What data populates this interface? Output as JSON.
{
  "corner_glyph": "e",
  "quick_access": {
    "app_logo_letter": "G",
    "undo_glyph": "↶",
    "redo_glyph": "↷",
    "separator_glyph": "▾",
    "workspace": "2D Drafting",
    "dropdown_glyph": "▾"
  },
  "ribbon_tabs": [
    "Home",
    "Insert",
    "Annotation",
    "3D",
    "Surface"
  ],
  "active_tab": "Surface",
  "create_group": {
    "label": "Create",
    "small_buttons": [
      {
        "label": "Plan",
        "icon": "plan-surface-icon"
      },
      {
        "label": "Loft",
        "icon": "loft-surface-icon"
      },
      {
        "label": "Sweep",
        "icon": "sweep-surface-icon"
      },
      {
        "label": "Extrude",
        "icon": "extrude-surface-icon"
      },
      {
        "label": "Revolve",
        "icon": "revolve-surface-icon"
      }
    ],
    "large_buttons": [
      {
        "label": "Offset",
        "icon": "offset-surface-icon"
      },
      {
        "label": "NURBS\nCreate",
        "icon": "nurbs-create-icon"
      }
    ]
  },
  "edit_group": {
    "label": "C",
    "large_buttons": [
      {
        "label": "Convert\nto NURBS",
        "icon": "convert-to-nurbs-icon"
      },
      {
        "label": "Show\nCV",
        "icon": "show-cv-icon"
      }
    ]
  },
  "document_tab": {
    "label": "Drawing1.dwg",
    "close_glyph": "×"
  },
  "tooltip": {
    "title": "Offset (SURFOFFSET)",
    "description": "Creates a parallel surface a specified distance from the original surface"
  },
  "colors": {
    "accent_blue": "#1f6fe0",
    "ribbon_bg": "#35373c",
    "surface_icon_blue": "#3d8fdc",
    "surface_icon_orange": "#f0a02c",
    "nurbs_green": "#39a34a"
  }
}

GOAL:
Type out the whole listing above again, exactly as it stands.

COMPLETED TASK:
What data populates this interface? Output as JSON.
{
  "corner_glyph": "e",
  "quick_access": {
    "app_logo_letter": "G",
    "undo_glyph": "↶",
    "redo_glyph": "↷",
    "separator_glyph": "▾",
    "workspace": "2D Drafting",
    "dropdown_glyph": "▾"
  },
  "ribbon_tabs": [
    "Home",
    "Insert",
    "Annotation",
    "3D",
    "Surface"
  ],
  "active_tab": "Surface",
  "create_group": {
    "label": "Create",
    "small_buttons": [
      {
        "label": "Plan",
        "icon": "plan-surface-icon"
      },
      {
        "label": "Loft",
        "icon": "loft-surface-icon"
      },
      {
        "label": "Sweep",
        "icon": "sweep-surface-icon"
      },
      {
        "label": "Extrude",
        "icon": "extrude-surface-icon"
      },
      {
        "label": "Revolve",
        "icon": "revolve-surface-icon"
      }
    ],
    "large_buttons": [
      {
        "label": "Offset",
        "icon": "offset-surface-icon"
      },
      {
        "label": "NURBS\nCreate",
        "icon": "nurbs-create-icon"
      }
    ]
  },
  "edit_group": {
    "label": "C",
    "large_buttons": [
      {
        "label": "Convert\nto NURBS",
        "icon": "convert-to-nurbs-icon"
      },
      {
        "label": "Show\nCV",
        "icon": "show-cv-icon"
      }
    ]
  },
  "document_tab": {
    "label": "Drawing1.dwg",
    "close_glyph": "×"
  },
  "tooltip": {
    "title": "Offset (SURFOFFSET)",
    "description": "Creates a parallel surface a specified distance from the original surface"
  },
  "colors": {
    "accent_blue": "#1f6fe0",
    "ribbon_bg": "#35373c",
    "surface_icon_blue": "#3d8fdc",
    "surface_icon_orange": "#f0a02c",
    "nurbs_green": "#39a34a"
  }
}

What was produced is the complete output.